**CHALLENGE**.
Assemble all lines in which the string "screenshot" appears.

**DATA TO USE**.
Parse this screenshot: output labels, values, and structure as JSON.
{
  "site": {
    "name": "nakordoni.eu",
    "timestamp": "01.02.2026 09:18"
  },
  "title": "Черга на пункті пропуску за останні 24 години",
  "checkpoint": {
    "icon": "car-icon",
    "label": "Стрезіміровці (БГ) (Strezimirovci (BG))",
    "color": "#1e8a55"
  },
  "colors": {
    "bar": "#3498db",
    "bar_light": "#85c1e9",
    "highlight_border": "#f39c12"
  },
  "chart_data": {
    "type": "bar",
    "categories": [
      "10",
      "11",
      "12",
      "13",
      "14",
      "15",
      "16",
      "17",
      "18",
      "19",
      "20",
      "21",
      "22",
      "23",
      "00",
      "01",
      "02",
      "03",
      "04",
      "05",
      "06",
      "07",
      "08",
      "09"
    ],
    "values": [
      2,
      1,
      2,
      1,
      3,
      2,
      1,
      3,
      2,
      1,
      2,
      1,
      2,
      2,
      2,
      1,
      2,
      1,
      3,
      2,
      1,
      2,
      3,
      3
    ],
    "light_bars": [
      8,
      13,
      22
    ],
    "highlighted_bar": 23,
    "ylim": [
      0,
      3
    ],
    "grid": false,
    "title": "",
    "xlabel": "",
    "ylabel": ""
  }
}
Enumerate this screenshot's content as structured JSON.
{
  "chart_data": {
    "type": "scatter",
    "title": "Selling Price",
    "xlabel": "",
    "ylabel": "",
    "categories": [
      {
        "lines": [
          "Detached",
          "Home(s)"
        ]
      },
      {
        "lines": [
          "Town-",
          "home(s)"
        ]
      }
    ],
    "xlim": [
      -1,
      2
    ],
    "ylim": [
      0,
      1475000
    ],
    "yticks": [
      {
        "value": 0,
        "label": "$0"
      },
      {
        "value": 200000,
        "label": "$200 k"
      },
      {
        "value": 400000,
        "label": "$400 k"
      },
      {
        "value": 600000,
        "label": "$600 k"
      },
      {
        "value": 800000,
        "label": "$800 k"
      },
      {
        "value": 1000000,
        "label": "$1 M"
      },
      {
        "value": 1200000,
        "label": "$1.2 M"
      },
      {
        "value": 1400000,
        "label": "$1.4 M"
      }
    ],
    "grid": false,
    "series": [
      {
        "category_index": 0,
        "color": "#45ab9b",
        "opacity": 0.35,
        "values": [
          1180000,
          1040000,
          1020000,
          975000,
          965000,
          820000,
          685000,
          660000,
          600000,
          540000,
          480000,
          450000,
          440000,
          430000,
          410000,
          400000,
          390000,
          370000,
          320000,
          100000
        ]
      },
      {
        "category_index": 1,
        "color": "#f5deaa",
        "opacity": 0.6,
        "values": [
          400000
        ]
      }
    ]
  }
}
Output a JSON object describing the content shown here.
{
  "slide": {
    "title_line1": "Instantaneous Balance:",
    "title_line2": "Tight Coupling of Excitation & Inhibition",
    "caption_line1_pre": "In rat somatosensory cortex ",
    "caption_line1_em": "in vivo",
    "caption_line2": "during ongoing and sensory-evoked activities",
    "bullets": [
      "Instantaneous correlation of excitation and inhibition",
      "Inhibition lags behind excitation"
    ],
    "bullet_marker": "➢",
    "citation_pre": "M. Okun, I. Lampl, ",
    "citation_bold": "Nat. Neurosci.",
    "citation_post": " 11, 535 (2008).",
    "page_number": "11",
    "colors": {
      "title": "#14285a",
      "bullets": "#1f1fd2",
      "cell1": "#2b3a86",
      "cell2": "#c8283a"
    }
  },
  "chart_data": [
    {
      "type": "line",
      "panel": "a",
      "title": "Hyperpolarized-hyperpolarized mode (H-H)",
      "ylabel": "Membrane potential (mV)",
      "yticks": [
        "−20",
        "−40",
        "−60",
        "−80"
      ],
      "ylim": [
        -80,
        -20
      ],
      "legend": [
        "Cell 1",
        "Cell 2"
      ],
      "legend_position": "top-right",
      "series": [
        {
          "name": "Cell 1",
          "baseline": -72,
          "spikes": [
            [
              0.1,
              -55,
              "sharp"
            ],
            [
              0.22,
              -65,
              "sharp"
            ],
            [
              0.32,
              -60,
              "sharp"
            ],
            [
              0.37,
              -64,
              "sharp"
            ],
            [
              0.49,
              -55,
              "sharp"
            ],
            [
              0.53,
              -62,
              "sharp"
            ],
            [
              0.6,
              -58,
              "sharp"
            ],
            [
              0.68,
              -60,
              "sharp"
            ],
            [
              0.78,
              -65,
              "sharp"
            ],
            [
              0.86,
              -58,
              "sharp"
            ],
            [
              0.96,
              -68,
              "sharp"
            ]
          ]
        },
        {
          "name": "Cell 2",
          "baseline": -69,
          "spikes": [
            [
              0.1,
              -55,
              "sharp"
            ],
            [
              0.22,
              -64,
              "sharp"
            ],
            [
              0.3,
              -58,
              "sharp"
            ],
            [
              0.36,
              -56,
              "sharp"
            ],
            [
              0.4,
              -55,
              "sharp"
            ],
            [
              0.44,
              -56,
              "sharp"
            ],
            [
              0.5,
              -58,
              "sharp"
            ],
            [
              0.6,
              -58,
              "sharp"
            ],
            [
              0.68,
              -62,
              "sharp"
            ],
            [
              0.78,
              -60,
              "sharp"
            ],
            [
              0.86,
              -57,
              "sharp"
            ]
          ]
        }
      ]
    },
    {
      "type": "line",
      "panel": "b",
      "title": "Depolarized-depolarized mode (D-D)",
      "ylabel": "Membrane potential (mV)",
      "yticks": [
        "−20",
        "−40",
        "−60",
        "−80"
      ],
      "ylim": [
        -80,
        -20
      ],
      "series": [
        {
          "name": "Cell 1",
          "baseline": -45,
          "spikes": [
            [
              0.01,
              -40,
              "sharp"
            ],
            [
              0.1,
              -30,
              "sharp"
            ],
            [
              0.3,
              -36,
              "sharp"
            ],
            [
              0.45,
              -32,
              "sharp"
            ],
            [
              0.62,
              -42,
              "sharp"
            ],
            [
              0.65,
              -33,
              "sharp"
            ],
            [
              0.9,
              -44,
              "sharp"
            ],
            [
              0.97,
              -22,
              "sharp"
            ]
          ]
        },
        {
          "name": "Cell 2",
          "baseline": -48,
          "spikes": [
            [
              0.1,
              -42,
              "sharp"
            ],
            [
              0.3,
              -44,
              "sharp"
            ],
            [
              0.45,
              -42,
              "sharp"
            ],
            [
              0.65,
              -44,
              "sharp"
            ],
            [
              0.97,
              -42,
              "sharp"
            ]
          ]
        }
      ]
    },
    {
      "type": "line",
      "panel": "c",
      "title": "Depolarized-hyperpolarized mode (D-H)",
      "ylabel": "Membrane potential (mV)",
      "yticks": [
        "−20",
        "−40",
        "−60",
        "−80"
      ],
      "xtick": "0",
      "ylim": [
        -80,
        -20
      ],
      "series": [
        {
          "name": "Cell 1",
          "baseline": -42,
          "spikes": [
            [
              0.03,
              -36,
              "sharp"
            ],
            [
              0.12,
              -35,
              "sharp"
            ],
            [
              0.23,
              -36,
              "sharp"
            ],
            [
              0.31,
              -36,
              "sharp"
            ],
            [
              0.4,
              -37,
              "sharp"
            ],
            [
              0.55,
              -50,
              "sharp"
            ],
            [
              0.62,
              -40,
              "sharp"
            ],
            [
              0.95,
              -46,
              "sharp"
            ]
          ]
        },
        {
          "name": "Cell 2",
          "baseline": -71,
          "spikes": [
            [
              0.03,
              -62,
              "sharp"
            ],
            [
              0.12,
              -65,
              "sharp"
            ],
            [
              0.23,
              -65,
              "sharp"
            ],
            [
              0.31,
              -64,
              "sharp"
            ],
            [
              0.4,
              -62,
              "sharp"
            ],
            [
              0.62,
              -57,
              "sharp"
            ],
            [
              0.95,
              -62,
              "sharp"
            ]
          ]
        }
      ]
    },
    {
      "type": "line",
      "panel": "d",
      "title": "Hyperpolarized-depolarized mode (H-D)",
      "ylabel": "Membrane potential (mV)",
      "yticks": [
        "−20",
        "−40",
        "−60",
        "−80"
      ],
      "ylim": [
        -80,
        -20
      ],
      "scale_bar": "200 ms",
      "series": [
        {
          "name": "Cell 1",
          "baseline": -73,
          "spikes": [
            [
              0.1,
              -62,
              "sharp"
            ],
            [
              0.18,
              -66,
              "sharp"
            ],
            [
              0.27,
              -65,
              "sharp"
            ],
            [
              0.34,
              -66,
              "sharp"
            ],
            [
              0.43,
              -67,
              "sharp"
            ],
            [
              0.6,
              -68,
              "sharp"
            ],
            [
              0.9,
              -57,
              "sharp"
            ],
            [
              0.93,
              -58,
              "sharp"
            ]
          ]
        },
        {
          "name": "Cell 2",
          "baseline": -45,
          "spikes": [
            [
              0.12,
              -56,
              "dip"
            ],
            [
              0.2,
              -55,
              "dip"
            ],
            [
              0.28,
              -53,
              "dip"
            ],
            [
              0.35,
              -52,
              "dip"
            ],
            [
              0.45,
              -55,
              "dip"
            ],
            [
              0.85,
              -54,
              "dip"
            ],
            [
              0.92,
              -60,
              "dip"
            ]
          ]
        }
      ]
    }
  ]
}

**THE COMPLETED TASK**.
Parse this screenshot: output labels, values, and structure as JSON.
Enumerate this screenshot's content as structured JSON.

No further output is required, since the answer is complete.